▶ [Work instructions] Lay out the entries from the first line through the line containing "high-priority-icon: ! [12,354,19,376]", both included, as a Markdown table with columns Number and Text, omitting blank lines.

▶ [Given entries]
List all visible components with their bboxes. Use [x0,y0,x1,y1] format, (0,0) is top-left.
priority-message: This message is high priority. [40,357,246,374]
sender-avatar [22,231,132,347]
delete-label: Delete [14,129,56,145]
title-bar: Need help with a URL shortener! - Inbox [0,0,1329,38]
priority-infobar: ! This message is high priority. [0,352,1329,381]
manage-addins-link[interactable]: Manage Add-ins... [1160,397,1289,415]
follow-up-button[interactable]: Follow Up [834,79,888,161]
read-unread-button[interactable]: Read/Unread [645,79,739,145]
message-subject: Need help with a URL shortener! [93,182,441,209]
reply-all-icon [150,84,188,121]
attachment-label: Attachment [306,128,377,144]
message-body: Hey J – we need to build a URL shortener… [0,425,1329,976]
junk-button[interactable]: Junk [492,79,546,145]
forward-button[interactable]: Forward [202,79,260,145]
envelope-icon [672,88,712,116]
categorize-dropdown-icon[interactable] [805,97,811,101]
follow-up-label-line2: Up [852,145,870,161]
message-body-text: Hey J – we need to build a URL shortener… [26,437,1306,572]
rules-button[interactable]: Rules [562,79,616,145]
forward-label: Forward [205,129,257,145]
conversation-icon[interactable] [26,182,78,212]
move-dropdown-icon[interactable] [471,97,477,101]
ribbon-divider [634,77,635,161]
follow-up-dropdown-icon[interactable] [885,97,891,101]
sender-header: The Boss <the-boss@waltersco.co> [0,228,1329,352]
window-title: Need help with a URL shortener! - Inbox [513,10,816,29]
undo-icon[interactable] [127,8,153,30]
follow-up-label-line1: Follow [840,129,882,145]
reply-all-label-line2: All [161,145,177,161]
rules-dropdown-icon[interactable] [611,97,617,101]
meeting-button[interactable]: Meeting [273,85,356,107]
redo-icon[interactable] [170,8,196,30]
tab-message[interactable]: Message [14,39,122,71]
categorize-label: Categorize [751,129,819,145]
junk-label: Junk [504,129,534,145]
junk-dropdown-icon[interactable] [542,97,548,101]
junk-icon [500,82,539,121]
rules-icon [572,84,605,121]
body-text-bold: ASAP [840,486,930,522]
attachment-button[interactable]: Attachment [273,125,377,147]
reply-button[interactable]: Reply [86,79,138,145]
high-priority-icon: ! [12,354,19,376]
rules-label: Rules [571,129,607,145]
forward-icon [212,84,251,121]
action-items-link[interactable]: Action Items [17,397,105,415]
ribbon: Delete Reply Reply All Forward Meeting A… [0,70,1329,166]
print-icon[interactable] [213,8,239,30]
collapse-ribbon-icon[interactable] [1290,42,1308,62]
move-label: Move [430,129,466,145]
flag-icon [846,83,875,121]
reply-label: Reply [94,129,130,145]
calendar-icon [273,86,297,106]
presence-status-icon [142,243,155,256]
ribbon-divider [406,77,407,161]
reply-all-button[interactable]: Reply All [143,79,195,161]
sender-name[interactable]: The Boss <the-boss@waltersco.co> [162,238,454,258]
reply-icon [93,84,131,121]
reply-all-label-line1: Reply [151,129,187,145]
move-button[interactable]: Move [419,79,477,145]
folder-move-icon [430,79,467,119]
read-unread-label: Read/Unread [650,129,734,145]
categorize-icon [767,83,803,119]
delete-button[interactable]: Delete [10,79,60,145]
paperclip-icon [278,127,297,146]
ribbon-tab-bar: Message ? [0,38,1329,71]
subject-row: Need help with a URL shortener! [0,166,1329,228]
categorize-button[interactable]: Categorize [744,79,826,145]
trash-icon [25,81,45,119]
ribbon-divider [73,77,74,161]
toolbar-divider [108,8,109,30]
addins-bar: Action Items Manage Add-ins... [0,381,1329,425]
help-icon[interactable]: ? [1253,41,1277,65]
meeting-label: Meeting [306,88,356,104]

▶ [Task response]
| Number | Text |
|---|---|
| 1 | List all visible components with their bboxes. Use [x0,y0,x1,y1] format, (0,0) is top-left. |
| 2 | priority-message: This message is high priority. [40,357,246,374] |
| 3 | sender-avatar [22,231,132,347] |
| 4 | delete-label: Delete [14,129,56,145] |
| 5 | title-bar: Need help with a URL shortener! - Inbox [0,0,1329,38] |
| 6 | priority-infobar: ! This message is high priority. [0,352,1329,381] |
| 7 | manage-addins-link[interactable]: Manage Add-ins... [1160,397,1289,415] |
| 8 | follow-up-button[interactable]: Follow Up [834,79,888,161] |
| 9 | read-unread-button[interactable]: Read/Unread [645,79,739,145] |
| 10 | message-subject: Need help with a URL shortener! [93,182,441,209] |
| 11 | reply-all-icon [150,84,188,121] |
| 12 | attachment-label: Attachment [306,128,377,144] |
| 13 | message-body: Hey J – we need to build a URL shortener… [0,425,1329,976] |
| 14 | junk-button[interactable]: Junk [492,79,546,145] |
| 15 | forward-button[interactable]: Forward [202,79,260,145] |
| 16 | envelope-icon [672,88,712,116] |
| 17 | categorize-dropdown-icon[interactable] [805,97,811,101] |
| 18 | follow-up-label-line2: Up [852,145,870,161] |
| 19 | message-body-text: Hey J – we need to build a URL shortener… [26,437,1306,572] |
| 20 | rules-button[interactable]: Rules [562,79,616,145] |
| 21 | forward-label: Forward [205,129,257,145] |
| 22 | conversation-icon[interactable] [26,182,78,212] |
| 23 | move-dropdown-icon[interactable] [471,97,477,101] |
| 24 | ribbon-divider [634,77,635,161] |
| 25 | follow-up-dropdown-icon[interactable] [885,97,891,101] |
| 26 | sender-header: The Boss <the-boss@waltersco.co> [0,228,1329,352] |
| 27 | window-title: Need help with a URL shortener! - Inbox [513,10,816,29] |
| 28 | undo-icon[interactable] [127,8,153,30] |
| 29 | follow-up-label-line1: Follow [840,129,882,145] |
| 30 | reply-all-label-line2: All [161,145,177,161] |
| 31 | rules-dropdown-icon[interactable] [611,97,617,101] |
| 32 | meeting-button[interactable]: Meeting [273,85,356,107] |
| 33 | redo-icon[interactable] [170,8,196,30] |
| 34 | tab-message[interactable]: Message [14,39,122,71] |
| 35 | categorize-label: Categorize [751,129,819,145] |
| 36 | junk-label: Junk [504,129,534,145] |
| 37 | junk-dropdown-icon[interactable] [542,97,548,101] |
| 38 | junk-icon [500,82,539,121] |
| 39 | rules-icon [572,84,605,121] |
| 40 | body-text-bold: ASAP [840,486,930,522] |
| 41 | attachment-button[interactable]: Attachment [273,125,377,147] |
| 42 | reply-button[interactable]: Reply [86,79,138,145] |
| 43 | high-priority-icon: ! [12,354,19,376] |